RECORD LIST:
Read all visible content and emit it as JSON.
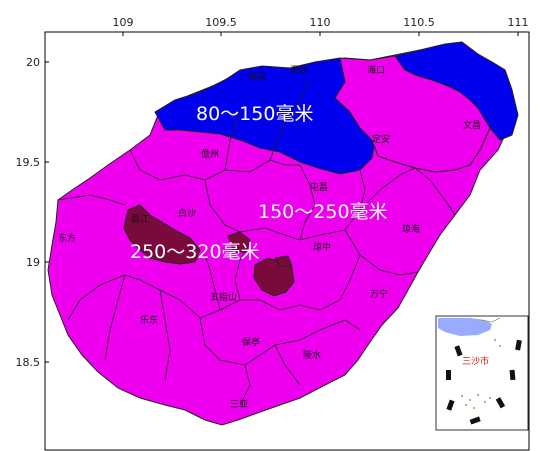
{
  "axes": {
    "x_ticks": [
      "109",
      "109.5",
      "110",
      "110.5",
      "111"
    ],
    "y_ticks": [
      "20",
      "19.5",
      "19",
      "18.5"
    ]
  },
  "legend_bands": [
    {
      "label": "80～150毫米",
      "color": "#0000ee"
    },
    {
      "label": "150～250毫米",
      "color": "#ee00ee"
    },
    {
      "label": "250～320毫米",
      "color": "#7a0a3c"
    }
  ],
  "cities": [
    {
      "name": "临高"
    },
    {
      "name": "澄迈"
    },
    {
      "name": "海口"
    },
    {
      "name": "文昌"
    },
    {
      "name": "儋州"
    },
    {
      "name": "定安"
    },
    {
      "name": "屯昌"
    },
    {
      "name": "琼海"
    },
    {
      "name": "白沙"
    },
    {
      "name": "昌江"
    },
    {
      "name": "东方"
    },
    {
      "name": "琼中"
    },
    {
      "name": "五指山"
    },
    {
      "name": "万宁"
    },
    {
      "name": "乐东"
    },
    {
      "name": "保亭"
    },
    {
      "name": "陵水"
    },
    {
      "name": "三亚"
    }
  ],
  "inset": {
    "label": "三沙市"
  },
  "colors": {
    "frame": "#000000",
    "boundary": "#222222",
    "sea_inset": "#99aaff"
  }
}
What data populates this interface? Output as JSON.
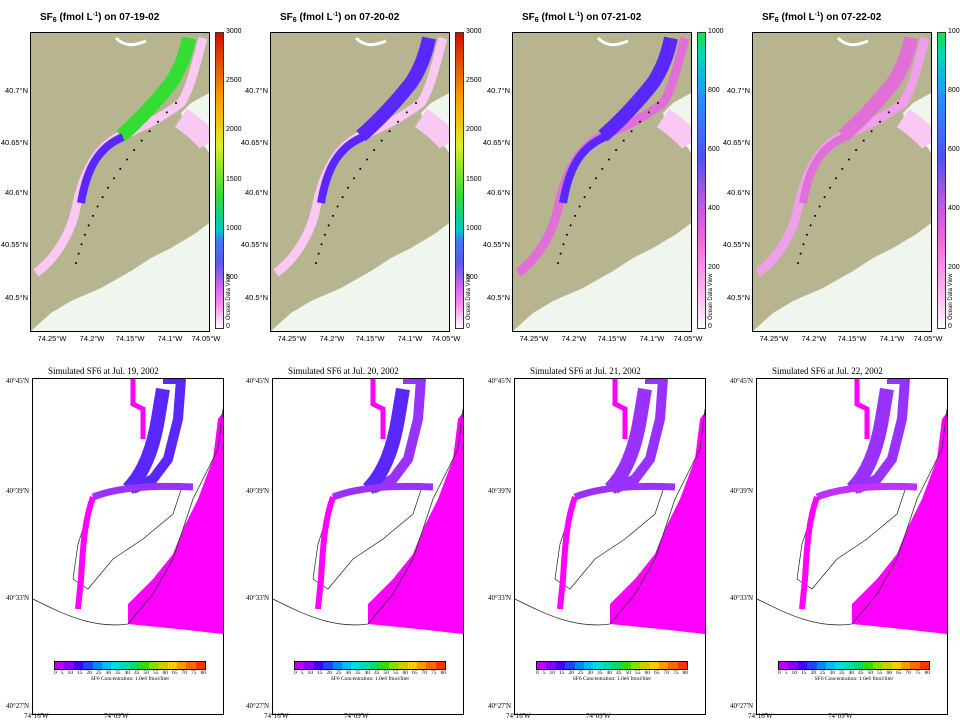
{
  "odv_panels": [
    {
      "title_pre": "SF",
      "title_sub": "6",
      "title_mid": " (fmol  L",
      "title_sup": "-1",
      "title_post": ") on 07-19-02",
      "cbar_ticks": [
        "3000",
        "2500",
        "2000",
        "1500",
        "1000",
        "500",
        "0"
      ],
      "cbar_scheme": "high"
    },
    {
      "title_pre": "SF",
      "title_sub": "6",
      "title_mid": " (fmol  L",
      "title_sup": "-1",
      "title_post": ") on 07-20-02",
      "cbar_ticks": [
        "3000",
        "2500",
        "2000",
        "1500",
        "1000",
        "500",
        "0"
      ],
      "cbar_scheme": "high"
    },
    {
      "title_pre": "SF",
      "title_sub": "6",
      "title_mid": " (fmol  L",
      "title_sup": "-1",
      "title_post": ") on 07-21-02",
      "cbar_ticks": [
        "1000",
        "800",
        "600",
        "400",
        "200",
        "0"
      ],
      "cbar_scheme": "low"
    },
    {
      "title_pre": "SF",
      "title_sub": "6",
      "title_mid": " (fmol  L",
      "title_sup": "-1",
      "title_post": ") on 07-22-02",
      "cbar_ticks": [
        "1000",
        "800",
        "600",
        "400",
        "200",
        "0"
      ],
      "cbar_scheme": "low"
    }
  ],
  "odv_lat_labels": [
    "40.7°N",
    "40.65°N",
    "40.6°N",
    "40.55°N",
    "40.5°N"
  ],
  "odv_lon_labels": [
    "74.25°W",
    "74.2°W",
    "74.15°W",
    "74.1°W",
    "74.05°W"
  ],
  "odv_watermark": "Ocean Data View",
  "sim_panels": [
    {
      "title": "Simulated SF6 at Jul. 19, 2002"
    },
    {
      "title": "Simulated SF6 at Jul. 20, 2002"
    },
    {
      "title": "Simulated SF6 at Jul. 21, 2002"
    },
    {
      "title": "Simulated SF6 at Jul. 22, 2002"
    }
  ],
  "sim_lat_labels": [
    "40°45'N",
    "40°39'N",
    "40°33'N",
    "40°27'N"
  ],
  "sim_lon_labels": [
    "74°16'W",
    "74°09'W"
  ],
  "sim_legend_ticks": [
    "0",
    "5",
    "10",
    "15",
    "20",
    "25",
    "30",
    "35",
    "40",
    "45",
    "50",
    "55",
    "60",
    "65",
    "70",
    "75",
    "80"
  ],
  "sim_legend_caption": "SF6 Concentration: 1.0e6 fmol/liter",
  "colors": {
    "land": "#b6b58f",
    "water": "#eef6ee",
    "magenta": "#ff00ff",
    "violet": "#9a32ff",
    "blue": "#5a28ff",
    "green": "#33dd33",
    "pink": "#f9c8f3"
  }
}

DIRECTION: Search the data for the string "JSON". List each line that has it.

FINISHED EXERCISE:
Read all visible content and emit it as JSON.
What data populates this interface? Output as JSON.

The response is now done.